── INFORMATION SUPPLIED

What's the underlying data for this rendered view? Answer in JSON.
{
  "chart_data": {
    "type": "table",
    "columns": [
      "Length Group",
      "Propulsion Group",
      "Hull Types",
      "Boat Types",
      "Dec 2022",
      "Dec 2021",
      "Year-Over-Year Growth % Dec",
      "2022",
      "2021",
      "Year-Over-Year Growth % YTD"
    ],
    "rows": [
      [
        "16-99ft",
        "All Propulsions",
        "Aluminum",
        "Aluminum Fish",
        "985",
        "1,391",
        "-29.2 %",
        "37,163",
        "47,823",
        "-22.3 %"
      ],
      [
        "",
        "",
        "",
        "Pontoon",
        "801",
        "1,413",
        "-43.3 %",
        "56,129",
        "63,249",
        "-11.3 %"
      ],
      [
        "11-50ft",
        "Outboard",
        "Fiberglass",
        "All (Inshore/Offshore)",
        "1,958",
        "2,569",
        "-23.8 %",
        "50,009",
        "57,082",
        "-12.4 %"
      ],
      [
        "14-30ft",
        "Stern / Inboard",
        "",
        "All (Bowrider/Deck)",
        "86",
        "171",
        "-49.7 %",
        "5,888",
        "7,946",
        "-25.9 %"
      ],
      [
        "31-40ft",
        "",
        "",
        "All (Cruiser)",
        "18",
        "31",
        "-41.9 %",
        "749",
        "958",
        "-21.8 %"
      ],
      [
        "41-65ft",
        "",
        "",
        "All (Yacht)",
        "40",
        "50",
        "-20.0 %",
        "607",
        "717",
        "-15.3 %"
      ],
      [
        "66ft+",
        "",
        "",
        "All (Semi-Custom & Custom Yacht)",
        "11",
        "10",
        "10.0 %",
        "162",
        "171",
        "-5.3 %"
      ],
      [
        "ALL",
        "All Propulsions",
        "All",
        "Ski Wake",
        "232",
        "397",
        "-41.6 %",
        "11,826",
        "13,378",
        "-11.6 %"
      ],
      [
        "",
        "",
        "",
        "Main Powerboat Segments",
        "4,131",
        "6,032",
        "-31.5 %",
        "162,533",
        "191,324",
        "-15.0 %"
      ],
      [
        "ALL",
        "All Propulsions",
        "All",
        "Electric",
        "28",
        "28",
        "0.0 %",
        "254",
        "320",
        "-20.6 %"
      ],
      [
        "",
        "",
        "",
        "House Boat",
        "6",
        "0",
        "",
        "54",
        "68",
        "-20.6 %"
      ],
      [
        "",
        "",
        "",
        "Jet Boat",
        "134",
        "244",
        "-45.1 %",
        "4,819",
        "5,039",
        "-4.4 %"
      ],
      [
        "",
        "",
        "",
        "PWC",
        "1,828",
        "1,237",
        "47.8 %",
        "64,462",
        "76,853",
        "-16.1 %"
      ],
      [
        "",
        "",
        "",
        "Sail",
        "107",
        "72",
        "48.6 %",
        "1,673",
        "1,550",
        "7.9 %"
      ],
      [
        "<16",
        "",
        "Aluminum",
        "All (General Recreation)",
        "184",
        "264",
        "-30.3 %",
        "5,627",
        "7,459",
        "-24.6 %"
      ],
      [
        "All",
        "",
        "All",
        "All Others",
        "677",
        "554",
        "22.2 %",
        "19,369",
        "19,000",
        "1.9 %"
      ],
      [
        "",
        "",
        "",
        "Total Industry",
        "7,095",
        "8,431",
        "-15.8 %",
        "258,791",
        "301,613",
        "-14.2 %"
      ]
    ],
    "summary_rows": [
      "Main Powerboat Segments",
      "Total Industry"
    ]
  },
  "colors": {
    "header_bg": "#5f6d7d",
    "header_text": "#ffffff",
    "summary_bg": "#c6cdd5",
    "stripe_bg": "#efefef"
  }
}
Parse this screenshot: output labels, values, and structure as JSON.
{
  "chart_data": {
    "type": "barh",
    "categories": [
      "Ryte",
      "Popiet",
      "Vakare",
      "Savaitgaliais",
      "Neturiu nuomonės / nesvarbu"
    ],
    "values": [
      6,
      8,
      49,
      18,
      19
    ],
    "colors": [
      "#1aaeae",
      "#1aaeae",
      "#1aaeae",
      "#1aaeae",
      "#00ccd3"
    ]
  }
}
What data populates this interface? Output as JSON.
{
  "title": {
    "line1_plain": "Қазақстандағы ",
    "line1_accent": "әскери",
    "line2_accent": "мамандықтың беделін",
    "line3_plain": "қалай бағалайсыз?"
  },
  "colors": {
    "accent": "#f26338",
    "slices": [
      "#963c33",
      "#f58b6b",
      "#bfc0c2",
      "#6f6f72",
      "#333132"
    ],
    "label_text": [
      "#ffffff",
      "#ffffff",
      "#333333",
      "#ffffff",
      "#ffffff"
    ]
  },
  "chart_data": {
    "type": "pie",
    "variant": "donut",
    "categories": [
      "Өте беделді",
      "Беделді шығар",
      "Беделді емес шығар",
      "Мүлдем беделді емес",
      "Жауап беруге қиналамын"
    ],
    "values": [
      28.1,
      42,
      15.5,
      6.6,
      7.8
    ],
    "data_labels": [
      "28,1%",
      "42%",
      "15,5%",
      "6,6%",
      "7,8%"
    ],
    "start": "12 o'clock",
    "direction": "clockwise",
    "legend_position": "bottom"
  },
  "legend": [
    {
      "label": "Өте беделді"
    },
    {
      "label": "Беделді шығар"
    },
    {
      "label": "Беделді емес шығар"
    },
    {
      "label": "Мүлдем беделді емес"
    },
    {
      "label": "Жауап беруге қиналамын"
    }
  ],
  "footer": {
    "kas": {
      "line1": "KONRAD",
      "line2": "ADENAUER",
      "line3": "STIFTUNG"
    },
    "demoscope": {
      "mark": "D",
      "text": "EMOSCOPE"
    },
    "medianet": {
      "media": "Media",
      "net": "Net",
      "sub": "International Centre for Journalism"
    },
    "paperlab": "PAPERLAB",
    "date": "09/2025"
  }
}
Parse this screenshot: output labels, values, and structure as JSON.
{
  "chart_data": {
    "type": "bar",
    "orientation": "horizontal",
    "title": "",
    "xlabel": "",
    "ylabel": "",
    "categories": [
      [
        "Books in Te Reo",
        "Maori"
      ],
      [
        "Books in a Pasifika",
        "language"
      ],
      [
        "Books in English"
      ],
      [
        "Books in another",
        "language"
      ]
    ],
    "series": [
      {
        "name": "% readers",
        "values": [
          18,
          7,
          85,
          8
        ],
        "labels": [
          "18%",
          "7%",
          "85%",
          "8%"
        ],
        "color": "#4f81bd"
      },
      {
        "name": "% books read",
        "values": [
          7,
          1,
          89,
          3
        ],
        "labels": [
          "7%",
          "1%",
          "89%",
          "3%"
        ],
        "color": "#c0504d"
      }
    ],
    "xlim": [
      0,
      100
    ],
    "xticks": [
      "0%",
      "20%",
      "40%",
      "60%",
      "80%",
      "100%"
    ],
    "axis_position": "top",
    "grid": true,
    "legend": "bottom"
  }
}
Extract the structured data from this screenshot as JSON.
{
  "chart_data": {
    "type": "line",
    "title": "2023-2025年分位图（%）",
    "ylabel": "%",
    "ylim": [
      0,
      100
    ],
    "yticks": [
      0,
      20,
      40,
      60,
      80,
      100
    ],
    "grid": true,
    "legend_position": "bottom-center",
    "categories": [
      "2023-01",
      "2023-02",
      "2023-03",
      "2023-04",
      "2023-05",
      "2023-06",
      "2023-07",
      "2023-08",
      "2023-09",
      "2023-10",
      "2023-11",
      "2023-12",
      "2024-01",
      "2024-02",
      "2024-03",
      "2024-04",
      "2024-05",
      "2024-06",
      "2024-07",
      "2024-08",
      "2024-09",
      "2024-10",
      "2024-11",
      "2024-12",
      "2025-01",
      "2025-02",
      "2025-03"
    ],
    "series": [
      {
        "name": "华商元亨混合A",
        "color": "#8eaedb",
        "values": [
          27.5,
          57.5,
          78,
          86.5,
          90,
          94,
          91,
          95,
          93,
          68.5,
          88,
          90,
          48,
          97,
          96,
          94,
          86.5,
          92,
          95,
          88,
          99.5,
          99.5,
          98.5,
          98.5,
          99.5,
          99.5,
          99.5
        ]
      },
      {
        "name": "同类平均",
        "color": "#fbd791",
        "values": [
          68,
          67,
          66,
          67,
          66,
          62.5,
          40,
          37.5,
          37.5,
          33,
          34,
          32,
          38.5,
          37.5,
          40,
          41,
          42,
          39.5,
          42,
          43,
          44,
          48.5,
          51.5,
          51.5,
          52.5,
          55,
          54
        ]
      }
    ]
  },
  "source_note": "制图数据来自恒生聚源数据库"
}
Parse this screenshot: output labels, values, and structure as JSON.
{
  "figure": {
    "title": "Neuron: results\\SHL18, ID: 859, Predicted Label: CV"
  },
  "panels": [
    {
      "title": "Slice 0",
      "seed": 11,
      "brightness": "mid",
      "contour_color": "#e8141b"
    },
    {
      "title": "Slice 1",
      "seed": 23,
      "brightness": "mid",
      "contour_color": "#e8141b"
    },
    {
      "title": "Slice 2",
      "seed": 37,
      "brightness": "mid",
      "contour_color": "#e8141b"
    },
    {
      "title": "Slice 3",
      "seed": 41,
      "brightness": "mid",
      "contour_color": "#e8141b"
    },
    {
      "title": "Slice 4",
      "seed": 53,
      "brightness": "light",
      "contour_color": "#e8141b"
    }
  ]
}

────

WORK TO BE COMPLETED
Go through the material and select each line with the string "Yacht" in it.

EXERCISE OUTPUT
        "All (Yacht)",
        "All (Semi-Custom & Custom Yacht)",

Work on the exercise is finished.